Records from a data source
────────────────────

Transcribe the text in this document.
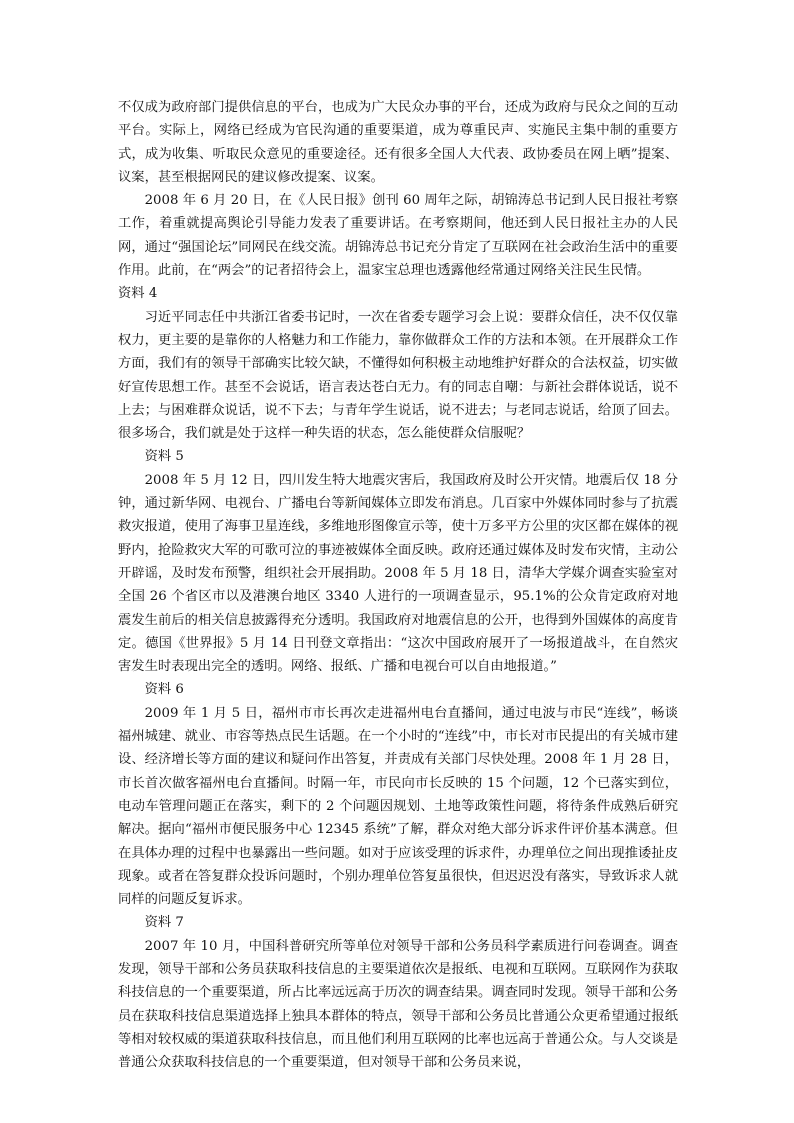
不仅成为政府部门提供信息的平台，也成为广大民众办事的平台，还成为政府与民众之间的互动平台。实际上，网络已经成为官民沟通的重要渠道，成为尊重民声、实施民主集中制的重要方式，成为收集、听取民众意见的重要途径。还有很多全国人大代表、政协委员在网上晒”提案、议案，甚至根据网民的建议修改提案、议案。

2008 年 6 月 20 日，在《人民日报》创刊 60 周年之际，胡锦涛总书记到人民日报社考察工作，着重就提高舆论引导能力发表了重要讲话。在考察期间，他还到人民日报社主办的人民网，通过“强国论坛”同网民在线交流。胡锦涛总书记充分肯定了互联网在社会政治生活中的重要作用。此前，在“两会”的记者招待会上，温家宝总理也透露他经常通过网络关注民生民情。

资料 4

习近平同志任中共浙江省委书记时，一次在省委专题学习会上说：要群众信任，决不仅仅靠权力，更主要的是靠你的人格魅力和工作能力，靠你做群众工作的方法和本领。在开展群众工作方面，我们有的领导干部确实比较欠缺，不懂得如何积极主动地维护好群众的合法权益，切实做好宣传思想工作。甚至不会说话，语言表达苍白无力。有的同志自嘲：与新社会群体说话，说不上去；与困难群众说话，说不下去；与青年学生说话，说不进去；与老同志说话，给顶了回去。很多场合，我们就是处于这样一种失语的状态，怎么能使群众信服呢？

资料 5

2008 年 5 月 12 日，四川发生特大地震灾害后，我国政府及时公开灾情。地震后仅 18 分钟，通过新华网、电视台、广播电台等新闻媒体立即发布消息。几百家中外媒体同时参与了抗震救灾报道，使用了海事卫星连线，多维地形图像宣示等，使十万多平方公里的灾区都在媒体的视野内，抢险救灾大军的可歌可泣的事迹被媒体全面反映。政府还通过媒体及时发布灾情，主动公开辟谣，及时发布预警，组织社会开展捐助。2008 年 5 月 18 日，清华大学媒介调查实验室对全国 26 个省区市以及港澳台地区 3340 人进行的一项调查显示，95.1%的公众肯定政府对地震发生前后的相关信息披露得充分透明。我国政府对地震信息的公开，也得到外国媒体的高度肯定。德国《世界报》5 月 14 日刊登文章指出：“这次中国政府展开了一场报道战斗，在自然灾害发生时表现出完全的透明。网络、报纸、广播和电视台可以自由地报道。”

资料 6

2009 年 1 月 5 日，福州市市长再次走进福州电台直播间，通过电波与市民“连线”，畅谈福州城建、就业、市容等热点民生话题。在一个小时的“连线”中，市长对市民提出的有关城市建设、经济增长等方面的建议和疑问作出答复，并责成有关部门尽快处理。2008 年 1 月 28 日，市长首次做客福州电台直播间。时隔一年，市民向市长反映的 15 个问题，12 个已落实到位，电动车管理问题正在落实，剩下的 2 个问题因规划、土地等政策性问题，将待条件成熟后研究解决。据向“福州市便民服务中心 12345 系统”了解，群众对绝大部分诉求件评价基本满意。但在具体办理的过程中也暴露出一些问题。如对于应该受理的诉求件，办理单位之间出现推诿扯皮现象。或者在答复群众投诉问题时，个别办理单位答复虽很快，但迟迟没有落实，导致诉求人就同样的问题反复诉求。

资料 7

2007 年 10 月，中国科普研究所等单位对领导干部和公务员科学素质进行问卷调查。调查发现，领导干部和公务员获取科技信息的主要渠道依次是报纸、电视和互联网。互联网作为获取科技信息的一个重要渠道，所占比率远远高于历次的调查结果。调查同时发现。领导干部和公务员在获取科技信息渠道选择上独具本群体的特点，领导干部和公务员比普通公众更希望通过报纸等相对较权威的渠道获取科技信息，而且他们利用互联网的比率也远高于普通公众。与人交谈是普通公众获取科技信息的一个重要渠道，但对领导干部和公务员来说，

────────────────────

Request | Reproduce every line of the material precisely, omitting its pictures.

Worked solution |
Transcribe the text in this document.
不仅成为政府部门提供信息的平台，也成为广大民众办事的平台，还成为政府与民众之间的互动平台。实际上，网络已经成为官民沟通的重要渠道，成为尊重民声、实施民主集中制的重要方式，成为收集、听取民众意见的重要途径。还有很多全国人大代表、政协委员在网上晒”提案、议案，甚至根据网民的建议修改提案、议案。

2008 年 6 月 20 日，在《人民日报》创刊 60 周年之际，胡锦涛总书记到人民日报社考察工作，着重就提高舆论引导能力发表了重要讲话。在考察期间，他还到人民日报社主办的人民网，通过“强国论坛”同网民在线交流。胡锦涛总书记充分肯定了互联网在社会政治生活中的重要作用。此前，在“两会”的记者招待会上，温家宝总理也透露他经常通过网络关注民生民情。

资料 4

习近平同志任中共浙江省委书记时，一次在省委专题学习会上说：要群众信任，决不仅仅靠权力，更主要的是靠你的人格魅力和工作能力，靠你做群众工作的方法和本领。在开展群众工作方面，我们有的领导干部确实比较欠缺，不懂得如何积极主动地维护好群众的合法权益，切实做好宣传思想工作。甚至不会说话，语言表达苍白无力。有的同志自嘲：与新社会群体说话，说不上去；与困难群众说话，说不下去；与青年学生说话，说不进去；与老同志说话，给顶了回去。很多场合，我们就是处于这样一种失语的状态，怎么能使群众信服呢？

资料 5

2008 年 5 月 12 日，四川发生特大地震灾害后，我国政府及时公开灾情。地震后仅 18 分钟，通过新华网、电视台、广播电台等新闻媒体立即发布消息。几百家中外媒体同时参与了抗震救灾报道，使用了海事卫星连线，多维地形图像宣示等，使十万多平方公里的灾区都在媒体的视野内，抢险救灾大军的可歌可泣的事迹被媒体全面反映。政府还通过媒体及时发布灾情，主动公开辟谣，及时发布预警，组织社会开展捐助。2008 年 5 月 18 日，清华大学媒介调查实验室对全国 26 个省区市以及港澳台地区 3340 人进行的一项调查显示，95.1%的公众肯定政府对地震发生前后的相关信息披露得充分透明。我国政府对地震信息的公开，也得到外国媒体的高度肯定。德国《世界报》5 月 14 日刊登文章指出：“这次中国政府展开了一场报道战斗，在自然灾害发生时表现出完全的透明。网络、报纸、广播和电视台可以自由地报道。”

资料 6

2009 年 1 月 5 日，福州市市长再次走进福州电台直播间，通过电波与市民“连线”，畅谈福州城建、就业、市容等热点民生话题。在一个小时的“连线”中，市长对市民提出的有关城市建设、经济增长等方面的建议和疑问作出答复，并责成有关部门尽快处理。2008 年 1 月 28 日，市长首次做客福州电台直播间。时隔一年，市民向市长反映的 15 个问题，12 个已落实到位，电动车管理问题正在落实，剩下的 2 个问题因规划、土地等政策性问题，将待条件成熟后研究解决。据向“福州市便民服务中心 12345 系统”了解，群众对绝大部分诉求件评价基本满意。但在具体办理的过程中也暴露出一些问题。如对于应该受理的诉求件，办理单位之间出现推诿扯皮现象。或者在答复群众投诉问题时，个别办理单位答复虽很快，但迟迟没有落实，导致诉求人就同样的问题反复诉求。

资料 7

2007 年 10 月，中国科普研究所等单位对领导干部和公务员科学素质进行问卷调查。调查发现，领导干部和公务员获取科技信息的主要渠道依次是报纸、电视和互联网。互联网作为获取科技信息的一个重要渠道，所占比率远远高于历次的调查结果。调查同时发现。领导干部和公务员在获取科技信息渠道选择上独具本群体的特点，领导干部和公务员比普通公众更希望通过报纸等相对较权威的渠道获取科技信息，而且他们利用互联网的比率也远高于普通公众。与人交谈是普通公众获取科技信息的一个重要渠道，但对领导干部和公务员来说，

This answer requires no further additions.